→ **STATED PROBLEM**
Write out every entry exactly as it stands.
-- start EXERCISE MATERIAL --
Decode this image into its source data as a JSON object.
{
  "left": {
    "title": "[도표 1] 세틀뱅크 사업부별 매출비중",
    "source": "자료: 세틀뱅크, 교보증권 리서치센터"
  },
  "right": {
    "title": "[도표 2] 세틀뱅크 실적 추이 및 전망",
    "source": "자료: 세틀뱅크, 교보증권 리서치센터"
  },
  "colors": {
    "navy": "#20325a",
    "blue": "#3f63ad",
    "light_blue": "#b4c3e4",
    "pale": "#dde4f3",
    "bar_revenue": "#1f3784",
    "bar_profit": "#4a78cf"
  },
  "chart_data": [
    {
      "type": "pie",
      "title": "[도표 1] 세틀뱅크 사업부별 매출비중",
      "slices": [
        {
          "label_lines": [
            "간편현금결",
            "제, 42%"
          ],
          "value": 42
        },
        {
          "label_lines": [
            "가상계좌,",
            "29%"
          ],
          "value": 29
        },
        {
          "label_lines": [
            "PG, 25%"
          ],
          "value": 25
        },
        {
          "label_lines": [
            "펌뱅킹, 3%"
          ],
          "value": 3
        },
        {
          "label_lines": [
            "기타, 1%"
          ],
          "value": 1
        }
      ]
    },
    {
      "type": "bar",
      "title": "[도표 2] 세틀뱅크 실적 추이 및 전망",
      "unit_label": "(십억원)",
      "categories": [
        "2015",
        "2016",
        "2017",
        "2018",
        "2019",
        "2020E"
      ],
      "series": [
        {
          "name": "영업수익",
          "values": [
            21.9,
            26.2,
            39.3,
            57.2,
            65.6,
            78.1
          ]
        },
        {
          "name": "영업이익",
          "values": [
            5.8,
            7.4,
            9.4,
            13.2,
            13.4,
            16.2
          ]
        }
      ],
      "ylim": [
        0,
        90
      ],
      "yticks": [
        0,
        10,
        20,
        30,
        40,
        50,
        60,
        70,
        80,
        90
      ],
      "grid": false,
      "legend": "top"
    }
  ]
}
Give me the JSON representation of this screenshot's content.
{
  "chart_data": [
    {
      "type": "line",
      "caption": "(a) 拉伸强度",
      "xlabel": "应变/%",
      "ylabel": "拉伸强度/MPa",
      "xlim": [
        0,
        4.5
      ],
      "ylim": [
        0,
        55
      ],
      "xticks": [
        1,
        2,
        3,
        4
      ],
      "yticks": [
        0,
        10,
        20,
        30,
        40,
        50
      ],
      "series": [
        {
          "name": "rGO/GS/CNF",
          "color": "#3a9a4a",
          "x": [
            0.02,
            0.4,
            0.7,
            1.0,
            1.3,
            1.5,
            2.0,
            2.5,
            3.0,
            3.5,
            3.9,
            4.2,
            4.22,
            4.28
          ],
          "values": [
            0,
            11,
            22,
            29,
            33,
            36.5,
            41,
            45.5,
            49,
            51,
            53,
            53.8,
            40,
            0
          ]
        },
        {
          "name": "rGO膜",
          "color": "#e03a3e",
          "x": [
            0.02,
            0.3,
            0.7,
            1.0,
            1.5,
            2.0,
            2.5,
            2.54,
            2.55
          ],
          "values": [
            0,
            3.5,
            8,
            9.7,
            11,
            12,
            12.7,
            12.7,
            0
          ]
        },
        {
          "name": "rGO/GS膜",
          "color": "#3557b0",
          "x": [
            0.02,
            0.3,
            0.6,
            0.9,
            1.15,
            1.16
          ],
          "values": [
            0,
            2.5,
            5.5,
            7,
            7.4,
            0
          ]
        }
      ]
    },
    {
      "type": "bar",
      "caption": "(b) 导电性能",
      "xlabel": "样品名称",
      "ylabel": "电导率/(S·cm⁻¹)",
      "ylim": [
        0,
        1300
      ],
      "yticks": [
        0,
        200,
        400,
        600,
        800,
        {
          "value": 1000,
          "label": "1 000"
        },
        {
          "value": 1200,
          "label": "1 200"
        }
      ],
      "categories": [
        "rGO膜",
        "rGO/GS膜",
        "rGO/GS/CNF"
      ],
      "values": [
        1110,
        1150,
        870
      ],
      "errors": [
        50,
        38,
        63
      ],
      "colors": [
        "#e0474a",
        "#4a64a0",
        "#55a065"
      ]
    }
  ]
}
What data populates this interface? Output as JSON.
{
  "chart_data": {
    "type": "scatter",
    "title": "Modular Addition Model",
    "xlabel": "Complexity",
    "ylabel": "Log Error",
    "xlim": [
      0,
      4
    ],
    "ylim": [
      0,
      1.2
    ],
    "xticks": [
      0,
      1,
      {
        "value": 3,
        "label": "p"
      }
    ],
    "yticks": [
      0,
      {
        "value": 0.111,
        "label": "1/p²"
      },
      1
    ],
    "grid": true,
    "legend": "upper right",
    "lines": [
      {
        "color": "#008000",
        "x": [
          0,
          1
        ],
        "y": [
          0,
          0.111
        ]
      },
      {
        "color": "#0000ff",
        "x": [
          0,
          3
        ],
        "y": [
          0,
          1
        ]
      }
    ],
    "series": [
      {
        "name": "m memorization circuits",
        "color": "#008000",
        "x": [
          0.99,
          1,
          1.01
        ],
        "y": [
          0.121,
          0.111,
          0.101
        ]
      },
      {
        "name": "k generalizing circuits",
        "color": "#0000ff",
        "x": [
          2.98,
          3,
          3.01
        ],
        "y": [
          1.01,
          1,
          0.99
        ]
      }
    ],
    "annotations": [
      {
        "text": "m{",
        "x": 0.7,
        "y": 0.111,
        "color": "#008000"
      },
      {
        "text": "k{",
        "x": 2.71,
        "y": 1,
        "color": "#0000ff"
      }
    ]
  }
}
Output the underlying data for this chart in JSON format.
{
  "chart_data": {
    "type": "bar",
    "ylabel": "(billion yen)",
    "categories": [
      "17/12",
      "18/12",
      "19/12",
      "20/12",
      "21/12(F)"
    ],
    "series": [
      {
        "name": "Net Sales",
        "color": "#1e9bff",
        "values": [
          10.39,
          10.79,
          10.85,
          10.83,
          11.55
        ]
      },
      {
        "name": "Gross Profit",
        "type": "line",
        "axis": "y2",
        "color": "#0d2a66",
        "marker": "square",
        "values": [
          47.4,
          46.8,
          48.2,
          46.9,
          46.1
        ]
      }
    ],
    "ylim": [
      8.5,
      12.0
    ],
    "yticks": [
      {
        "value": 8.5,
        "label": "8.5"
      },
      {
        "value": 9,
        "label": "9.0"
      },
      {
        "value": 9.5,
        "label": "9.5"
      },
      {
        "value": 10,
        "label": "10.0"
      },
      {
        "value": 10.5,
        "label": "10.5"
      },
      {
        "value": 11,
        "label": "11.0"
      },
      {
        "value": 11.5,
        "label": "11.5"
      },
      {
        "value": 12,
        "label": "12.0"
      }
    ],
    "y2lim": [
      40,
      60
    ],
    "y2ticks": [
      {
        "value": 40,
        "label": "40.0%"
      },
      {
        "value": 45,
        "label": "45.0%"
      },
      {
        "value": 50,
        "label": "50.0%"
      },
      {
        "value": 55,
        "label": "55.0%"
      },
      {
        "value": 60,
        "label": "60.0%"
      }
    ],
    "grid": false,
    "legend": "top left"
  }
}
-- end EXERCISE MATERIAL --
→ **THE RESULT**
Decode this image into its source data as a JSON object.
{
  "left": {
    "title": "[도표 1] 세틀뱅크 사업부별 매출비중",
    "source": "자료: 세틀뱅크, 교보증권 리서치센터"
  },
  "right": {
    "title": "[도표 2] 세틀뱅크 실적 추이 및 전망",
    "source": "자료: 세틀뱅크, 교보증권 리서치센터"
  },
  "colors": {
    "navy": "#20325a",
    "blue": "#3f63ad",
    "light_blue": "#b4c3e4",
    "pale": "#dde4f3",
    "bar_revenue": "#1f3784",
    "bar_profit": "#4a78cf"
  },
  "chart_data": [
    {
      "type": "pie",
      "title": "[도표 1] 세틀뱅크 사업부별 매출비중",
      "slices": [
        {
          "label_lines": [
            "간편현금결",
            "제, 42%"
          ],
          "value": 42
        },
        {
          "label_lines": [
            "가상계좌,",
            "29%"
          ],
          "value": 29
        },
        {
          "label_lines": [
            "PG, 25%"
          ],
          "value": 25
        },
        {
          "label_lines": [
            "펌뱅킹, 3%"
          ],
          "value": 3
        },
        {
          "label_lines": [
            "기타, 1%"
          ],
          "value": 1
        }
      ]
    },
    {
      "type": "bar",
      "title": "[도표 2] 세틀뱅크 실적 추이 및 전망",
      "unit_label": "(십억원)",
      "categories": [
        "2015",
        "2016",
        "2017",
        "2018",
        "2019",
        "2020E"
      ],
      "series": [
        {
          "name": "영업수익",
          "values": [
            21.9,
            26.2,
            39.3,
            57.2,
            65.6,
            78.1
          ]
        },
        {
          "name": "영업이익",
          "values": [
            5.8,
            7.4,
            9.4,
            13.2,
            13.4,
            16.2
          ]
        }
      ],
      "ylim": [
        0,
        90
      ],
      "yticks": [
        0,
        10,
        20,
        30,
        40,
        50,
        60,
        70,
        80,
        90
      ],
      "grid": false,
      "legend": "top"
    }
  ]
}
Give me the JSON representation of this screenshot's content.
{
  "chart_data": [
    {
      "type": "line",
      "caption": "(a) 拉伸强度",
      "xlabel": "应变/%",
      "ylabel": "拉伸强度/MPa",
      "xlim": [
        0,
        4.5
      ],
      "ylim": [
        0,
        55
      ],
      "xticks": [
        1,
        2,
        3,
        4
      ],
      "yticks": [
        0,
        10,
        20,
        30,
        40,
        50
      ],
      "series": [
        {
          "name": "rGO/GS/CNF",
          "color": "#3a9a4a",
          "x": [
            0.02,
            0.4,
            0.7,
            1.0,
            1.3,
            1.5,
            2.0,
            2.5,
            3.0,
            3.5,
            3.9,
            4.2,
            4.22,
            4.28
          ],
          "values": [
            0,
            11,
            22,
            29,
            33,
            36.5,
            41,
            45.5,
            49,
            51,
            53,
            53.8,
            40,
            0
          ]
        },
        {
          "name": "rGO膜",
          "color": "#e03a3e",
          "x": [
            0.02,
            0.3,
            0.7,
            1.0,
            1.5,
            2.0,
            2.5,
            2.54,
            2.55
          ],
          "values": [
            0,
            3.5,
            8,
            9.7,
            11,
            12,
            12.7,
            12.7,
            0
          ]
        },
        {
          "name": "rGO/GS膜",
          "color": "#3557b0",
          "x": [
            0.02,
            0.3,
            0.6,
            0.9,
            1.15,
            1.16
          ],
          "values": [
            0,
            2.5,
            5.5,
            7,
            7.4,
            0
          ]
        }
      ]
    },
    {
      "type": "bar",
      "caption": "(b) 导电性能",
      "xlabel": "样品名称",
      "ylabel": "电导率/(S·cm⁻¹)",
      "ylim": [
        0,
        1300
      ],
      "yticks": [
        0,
        200,
        400,
        600,
        800,
        {
          "value": 1000,
          "label": "1 000"
        },
        {
          "value": 1200,
          "label": "1 200"
        }
      ],
      "categories": [
        "rGO膜",
        "rGO/GS膜",
        "rGO/GS/CNF"
      ],
      "values": [
        1110,
        1150,
        870
      ],
      "errors": [
        50,
        38,
        63
      ],
      "colors": [
        "#e0474a",
        "#4a64a0",
        "#55a065"
      ]
    }
  ]
}
What data populates this interface? Output as JSON.
{
  "chart_data": {
    "type": "scatter",
    "title": "Modular Addition Model",
    "xlabel": "Complexity",
    "ylabel": "Log Error",
    "xlim": [
      0,
      4
    ],
    "ylim": [
      0,
      1.2
    ],
    "xticks": [
      0,
      1,
      {
        "value": 3,
        "label": "p"
      }
    ],
    "yticks": [
      0,
      {
        "value": 0.111,
        "label": "1/p²"
      },
      1
    ],
    "grid": true,
    "legend": "upper right",
    "lines": [
      {
        "color": "#008000",
        "x": [
          0,
          1
        ],
        "y": [
          0,
          0.111
        ]
      },
      {
        "color": "#0000ff",
        "x": [
          0,
          3
        ],
        "y": [
          0,
          1
        ]
      }
    ],
    "series": [
      {
        "name": "m memorization circuits",
        "color": "#008000",
        "x": [
          0.99,
          1,
          1.01
        ],
        "y": [
          0.121,
          0.111,
          0.101
        ]
      },
      {
        "name": "k generalizing circuits",
        "color": "#0000ff",
        "x": [
          2.98,
          3,
          3.01
        ],
        "y": [
          1.01,
          1,
          0.99
        ]
      }
    ],
    "annotations": [
      {
        "text": "m{",
        "x": 0.7,
        "y": 0.111,
        "color": "#008000"
      },
      {
        "text": "k{",
        "x": 2.71,
        "y": 1,
        "color": "#0000ff"
      }
    ]
  }
}
Output the underlying data for this chart in JSON format.
{
  "chart_data": {
    "type": "bar",
    "ylabel": "(billion yen)",
    "categories": [
      "17/12",
      "18/12",
      "19/12",
      "20/12",
      "21/12(F)"
    ],
    "series": [
      {
        "name": "Net Sales",
        "color": "#1e9bff",
        "values": [
          10.39,
          10.79,
          10.85,
          10.83,
          11.55
        ]
      },
      {
        "name": "Gross Profit",
        "type": "line",
        "axis": "y2",
        "color": "#0d2a66",
        "marker": "square",
        "values": [
          47.4,
          46.8,
          48.2,
          46.9,
          46.1
        ]
      }
    ],
    "ylim": [
      8.5,
      12.0
    ],
    "yticks": [
      {
        "value": 8.5,
        "label": "8.5"
      },
      {
        "value": 9,
        "label": "9.0"
      },
      {
        "value": 9.5,
        "label": "9.5"
      },
      {
        "value": 10,
        "label": "10.0"
      },
      {
        "value": 10.5,
        "label": "10.5"
      },
      {
        "value": 11,
        "label": "11.0"
      },
      {
        "value": 11.5,
        "label": "11.5"
      },
      {
        "value": 12,
        "label": "12.0"
      }
    ],
    "y2lim": [
      40,
      60
    ],
    "y2ticks": [
      {
        "value": 40,
        "label": "40.0%"
      },
      {
        "value": 45,
        "label": "45.0%"
      },
      {
        "value": 50,
        "label": "50.0%"
      },
      {
        "value": 55,
        "label": "55.0%"
      },
      {
        "value": 60,
        "label": "60.0%"
      }
    ],
    "grid": false,
    "legend": "top left"
  }
}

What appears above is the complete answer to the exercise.